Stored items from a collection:
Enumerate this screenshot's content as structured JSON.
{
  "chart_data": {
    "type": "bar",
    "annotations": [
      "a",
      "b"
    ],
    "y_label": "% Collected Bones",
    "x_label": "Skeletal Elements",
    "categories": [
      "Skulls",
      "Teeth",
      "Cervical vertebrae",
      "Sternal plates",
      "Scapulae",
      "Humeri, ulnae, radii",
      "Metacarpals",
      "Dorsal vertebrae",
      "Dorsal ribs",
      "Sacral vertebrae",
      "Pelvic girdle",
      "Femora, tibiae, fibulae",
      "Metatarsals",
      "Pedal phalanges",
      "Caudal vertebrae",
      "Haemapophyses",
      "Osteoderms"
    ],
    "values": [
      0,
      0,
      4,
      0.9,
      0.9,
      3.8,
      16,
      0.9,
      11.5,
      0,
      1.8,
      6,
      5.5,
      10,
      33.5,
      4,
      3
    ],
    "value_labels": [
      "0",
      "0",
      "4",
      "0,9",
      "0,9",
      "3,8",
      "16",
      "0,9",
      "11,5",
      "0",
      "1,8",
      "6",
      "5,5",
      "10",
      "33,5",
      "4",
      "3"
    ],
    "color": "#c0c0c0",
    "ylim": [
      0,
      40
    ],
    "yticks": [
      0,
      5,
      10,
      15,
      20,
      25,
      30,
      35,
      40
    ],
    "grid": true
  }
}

> _Exercise task_:
Give all the entries again exactly; leave none out.

> _Expected answer_:
Enumerate this screenshot's content as structured JSON.
{
  "chart_data": {
    "type": "bar",
    "annotations": [
      "a",
      "b"
    ],
    "y_label": "% Collected Bones",
    "x_label": "Skeletal Elements",
    "categories": [
      "Skulls",
      "Teeth",
      "Cervical vertebrae",
      "Sternal plates",
      "Scapulae",
      "Humeri, ulnae, radii",
      "Metacarpals",
      "Dorsal vertebrae",
      "Dorsal ribs",
      "Sacral vertebrae",
      "Pelvic girdle",
      "Femora, tibiae, fibulae",
      "Metatarsals",
      "Pedal phalanges",
      "Caudal vertebrae",
      "Haemapophyses",
      "Osteoderms"
    ],
    "values": [
      0,
      0,
      4,
      0.9,
      0.9,
      3.8,
      16,
      0.9,
      11.5,
      0,
      1.8,
      6,
      5.5,
      10,
      33.5,
      4,
      3
    ],
    "value_labels": [
      "0",
      "0",
      "4",
      "0,9",
      "0,9",
      "3,8",
      "16",
      "0,9",
      "11,5",
      "0",
      "1,8",
      "6",
      "5,5",
      "10",
      "33,5",
      "4",
      "3"
    ],
    "color": "#c0c0c0",
    "ylim": [
      0,
      40
    ],
    "yticks": [
      0,
      5,
      10,
      15,
      20,
      25,
      30,
      35,
      40
    ],
    "grid": true
  }
}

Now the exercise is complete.